Do this | Take each line that has the word "Кэшбэк" and return it.

Extracted data entries
= = =
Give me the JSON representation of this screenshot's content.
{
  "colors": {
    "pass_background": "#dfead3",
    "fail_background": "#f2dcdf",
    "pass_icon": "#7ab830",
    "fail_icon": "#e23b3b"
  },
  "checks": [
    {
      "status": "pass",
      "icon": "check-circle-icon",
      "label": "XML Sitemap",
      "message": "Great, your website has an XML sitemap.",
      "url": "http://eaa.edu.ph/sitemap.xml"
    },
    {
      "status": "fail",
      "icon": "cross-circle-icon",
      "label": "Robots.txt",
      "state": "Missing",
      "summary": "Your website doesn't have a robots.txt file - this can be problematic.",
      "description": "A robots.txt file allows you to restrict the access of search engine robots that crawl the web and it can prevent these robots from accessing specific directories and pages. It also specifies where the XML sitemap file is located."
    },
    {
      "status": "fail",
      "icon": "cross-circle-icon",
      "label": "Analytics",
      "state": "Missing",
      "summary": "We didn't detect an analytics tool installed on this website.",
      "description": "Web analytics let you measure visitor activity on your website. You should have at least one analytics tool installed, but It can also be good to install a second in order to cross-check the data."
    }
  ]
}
= = =
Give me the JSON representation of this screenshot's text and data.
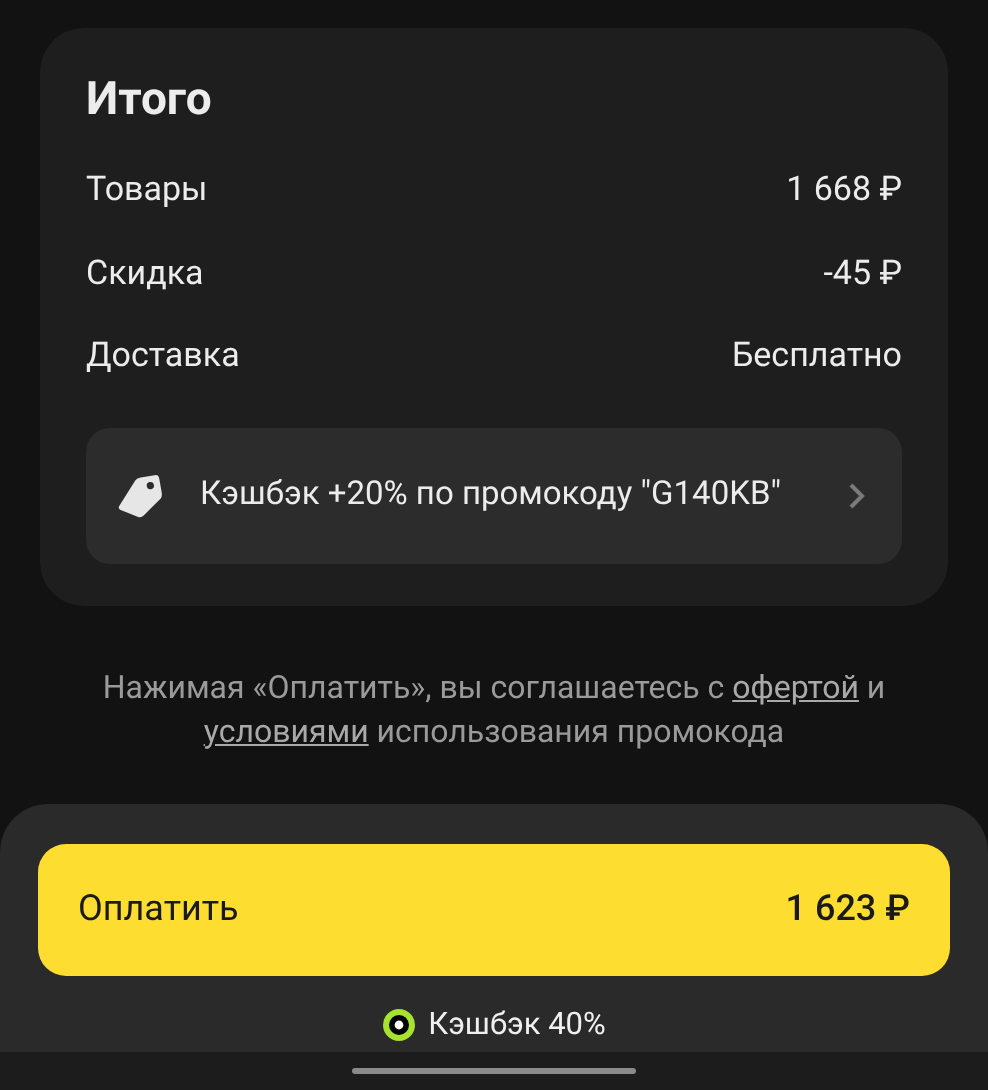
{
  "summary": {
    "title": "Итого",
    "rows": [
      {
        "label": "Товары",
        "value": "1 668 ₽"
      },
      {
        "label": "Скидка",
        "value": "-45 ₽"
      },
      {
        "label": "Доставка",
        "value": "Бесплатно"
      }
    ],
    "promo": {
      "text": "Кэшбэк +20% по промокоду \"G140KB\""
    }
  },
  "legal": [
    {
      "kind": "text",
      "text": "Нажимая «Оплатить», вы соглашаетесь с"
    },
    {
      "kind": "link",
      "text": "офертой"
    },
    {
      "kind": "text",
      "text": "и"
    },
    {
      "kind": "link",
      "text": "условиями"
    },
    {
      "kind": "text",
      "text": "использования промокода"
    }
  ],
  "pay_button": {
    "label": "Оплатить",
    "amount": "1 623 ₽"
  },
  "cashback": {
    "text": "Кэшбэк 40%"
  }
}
= = =
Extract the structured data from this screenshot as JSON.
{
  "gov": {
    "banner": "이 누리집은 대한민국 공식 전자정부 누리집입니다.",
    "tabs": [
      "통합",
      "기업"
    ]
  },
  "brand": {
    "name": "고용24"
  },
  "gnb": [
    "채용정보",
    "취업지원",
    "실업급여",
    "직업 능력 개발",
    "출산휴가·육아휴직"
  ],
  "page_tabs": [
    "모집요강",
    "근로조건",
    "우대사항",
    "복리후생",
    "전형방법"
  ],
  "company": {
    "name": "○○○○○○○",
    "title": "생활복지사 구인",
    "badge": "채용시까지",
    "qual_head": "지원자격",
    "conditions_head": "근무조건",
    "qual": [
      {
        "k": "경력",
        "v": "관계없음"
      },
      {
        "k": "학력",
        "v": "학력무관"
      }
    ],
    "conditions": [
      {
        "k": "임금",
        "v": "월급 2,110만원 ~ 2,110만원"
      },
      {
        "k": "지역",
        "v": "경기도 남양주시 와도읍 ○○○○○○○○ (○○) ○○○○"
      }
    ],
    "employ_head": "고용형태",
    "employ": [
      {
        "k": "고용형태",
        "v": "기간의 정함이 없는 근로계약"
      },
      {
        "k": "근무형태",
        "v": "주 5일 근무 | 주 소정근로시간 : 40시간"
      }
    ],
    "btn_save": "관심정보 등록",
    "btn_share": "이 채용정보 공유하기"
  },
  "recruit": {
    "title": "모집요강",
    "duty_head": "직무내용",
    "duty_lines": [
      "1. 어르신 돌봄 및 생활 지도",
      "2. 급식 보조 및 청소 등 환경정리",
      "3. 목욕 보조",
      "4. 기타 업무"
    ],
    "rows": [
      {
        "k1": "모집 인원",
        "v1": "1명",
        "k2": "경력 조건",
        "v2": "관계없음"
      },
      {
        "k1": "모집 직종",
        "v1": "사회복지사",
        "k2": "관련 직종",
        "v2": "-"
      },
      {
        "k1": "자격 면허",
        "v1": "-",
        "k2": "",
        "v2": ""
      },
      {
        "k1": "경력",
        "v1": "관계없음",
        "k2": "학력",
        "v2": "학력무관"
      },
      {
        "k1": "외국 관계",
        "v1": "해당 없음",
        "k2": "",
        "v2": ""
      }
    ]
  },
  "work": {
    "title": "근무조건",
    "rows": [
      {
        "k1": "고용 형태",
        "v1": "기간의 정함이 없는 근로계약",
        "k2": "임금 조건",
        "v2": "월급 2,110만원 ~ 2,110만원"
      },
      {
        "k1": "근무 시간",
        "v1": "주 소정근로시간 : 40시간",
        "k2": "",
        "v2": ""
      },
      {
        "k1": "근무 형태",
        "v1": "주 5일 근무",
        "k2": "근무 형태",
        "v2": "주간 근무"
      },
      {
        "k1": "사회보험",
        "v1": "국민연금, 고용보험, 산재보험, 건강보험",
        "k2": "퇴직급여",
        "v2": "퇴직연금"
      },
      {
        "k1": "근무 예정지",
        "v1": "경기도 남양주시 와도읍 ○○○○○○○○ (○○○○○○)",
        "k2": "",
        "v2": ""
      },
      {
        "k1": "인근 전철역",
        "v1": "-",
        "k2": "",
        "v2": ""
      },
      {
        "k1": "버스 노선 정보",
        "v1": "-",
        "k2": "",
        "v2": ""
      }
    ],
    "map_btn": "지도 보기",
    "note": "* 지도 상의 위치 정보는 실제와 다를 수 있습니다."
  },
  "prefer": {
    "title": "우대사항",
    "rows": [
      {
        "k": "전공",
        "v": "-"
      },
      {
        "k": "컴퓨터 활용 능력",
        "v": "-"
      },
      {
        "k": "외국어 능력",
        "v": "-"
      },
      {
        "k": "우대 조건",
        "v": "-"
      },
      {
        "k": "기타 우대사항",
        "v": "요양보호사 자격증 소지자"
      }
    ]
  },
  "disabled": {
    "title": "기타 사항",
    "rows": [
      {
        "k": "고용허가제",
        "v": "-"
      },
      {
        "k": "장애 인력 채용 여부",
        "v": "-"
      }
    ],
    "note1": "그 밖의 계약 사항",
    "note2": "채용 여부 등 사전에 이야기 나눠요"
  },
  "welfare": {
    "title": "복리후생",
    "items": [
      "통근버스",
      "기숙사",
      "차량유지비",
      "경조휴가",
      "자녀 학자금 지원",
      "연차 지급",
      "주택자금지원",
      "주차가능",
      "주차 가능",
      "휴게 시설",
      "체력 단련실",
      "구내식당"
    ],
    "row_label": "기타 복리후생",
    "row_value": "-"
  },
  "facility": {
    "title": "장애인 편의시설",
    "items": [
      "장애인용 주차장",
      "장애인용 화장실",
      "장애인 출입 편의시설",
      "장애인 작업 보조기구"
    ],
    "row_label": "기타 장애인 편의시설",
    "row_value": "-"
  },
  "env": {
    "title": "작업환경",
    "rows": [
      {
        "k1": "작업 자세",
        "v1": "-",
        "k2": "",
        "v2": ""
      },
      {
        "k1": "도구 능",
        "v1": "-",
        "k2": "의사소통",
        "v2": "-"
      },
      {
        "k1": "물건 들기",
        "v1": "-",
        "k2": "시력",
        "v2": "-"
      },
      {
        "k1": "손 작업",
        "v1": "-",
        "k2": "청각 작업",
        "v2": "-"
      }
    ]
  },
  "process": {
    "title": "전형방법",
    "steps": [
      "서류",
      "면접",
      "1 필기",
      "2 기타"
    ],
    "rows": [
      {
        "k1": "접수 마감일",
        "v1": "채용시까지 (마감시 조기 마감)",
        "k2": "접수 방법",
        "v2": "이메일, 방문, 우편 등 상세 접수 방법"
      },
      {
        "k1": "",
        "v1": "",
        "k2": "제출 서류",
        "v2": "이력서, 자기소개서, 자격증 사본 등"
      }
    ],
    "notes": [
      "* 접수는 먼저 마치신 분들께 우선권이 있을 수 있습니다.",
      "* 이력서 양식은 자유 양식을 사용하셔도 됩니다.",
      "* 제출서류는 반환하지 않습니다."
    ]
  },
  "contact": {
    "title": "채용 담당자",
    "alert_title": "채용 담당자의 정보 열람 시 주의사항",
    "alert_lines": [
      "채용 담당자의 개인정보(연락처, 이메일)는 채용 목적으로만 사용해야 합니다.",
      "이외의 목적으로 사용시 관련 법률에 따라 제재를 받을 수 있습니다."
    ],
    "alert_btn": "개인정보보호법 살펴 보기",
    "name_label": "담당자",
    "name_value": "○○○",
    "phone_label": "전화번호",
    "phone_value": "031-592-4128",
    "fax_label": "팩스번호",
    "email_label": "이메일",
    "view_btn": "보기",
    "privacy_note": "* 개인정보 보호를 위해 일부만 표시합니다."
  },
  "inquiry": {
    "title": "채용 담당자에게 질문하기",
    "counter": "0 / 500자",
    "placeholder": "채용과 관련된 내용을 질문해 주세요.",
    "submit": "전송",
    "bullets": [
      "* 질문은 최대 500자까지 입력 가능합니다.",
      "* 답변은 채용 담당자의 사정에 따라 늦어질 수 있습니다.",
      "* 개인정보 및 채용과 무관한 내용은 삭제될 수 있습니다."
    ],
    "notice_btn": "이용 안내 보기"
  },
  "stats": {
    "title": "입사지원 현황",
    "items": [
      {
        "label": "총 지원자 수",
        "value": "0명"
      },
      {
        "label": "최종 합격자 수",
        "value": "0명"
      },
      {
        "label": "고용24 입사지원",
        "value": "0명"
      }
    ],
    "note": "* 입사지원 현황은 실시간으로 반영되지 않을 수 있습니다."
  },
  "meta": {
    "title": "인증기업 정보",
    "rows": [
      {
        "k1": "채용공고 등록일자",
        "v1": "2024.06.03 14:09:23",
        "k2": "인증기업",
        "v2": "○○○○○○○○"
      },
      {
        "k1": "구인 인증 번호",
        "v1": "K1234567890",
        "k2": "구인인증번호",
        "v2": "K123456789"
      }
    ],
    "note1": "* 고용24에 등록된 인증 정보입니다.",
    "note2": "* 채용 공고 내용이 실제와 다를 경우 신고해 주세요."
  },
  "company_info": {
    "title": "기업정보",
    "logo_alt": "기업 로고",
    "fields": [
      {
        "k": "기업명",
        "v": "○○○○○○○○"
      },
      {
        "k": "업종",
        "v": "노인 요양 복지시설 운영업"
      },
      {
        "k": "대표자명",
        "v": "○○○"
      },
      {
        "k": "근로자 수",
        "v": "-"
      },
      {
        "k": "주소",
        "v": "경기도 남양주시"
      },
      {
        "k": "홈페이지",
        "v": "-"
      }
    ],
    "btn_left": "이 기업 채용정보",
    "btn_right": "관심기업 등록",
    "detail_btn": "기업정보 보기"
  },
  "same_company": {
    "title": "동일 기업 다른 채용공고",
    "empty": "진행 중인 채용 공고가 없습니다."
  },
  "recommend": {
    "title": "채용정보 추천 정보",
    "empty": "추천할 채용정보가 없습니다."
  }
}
= = =
Result below |
      "text": "Кэшбэк +20% по промокоду \"G140KB\""
    "text": "Кэшбэк 40%"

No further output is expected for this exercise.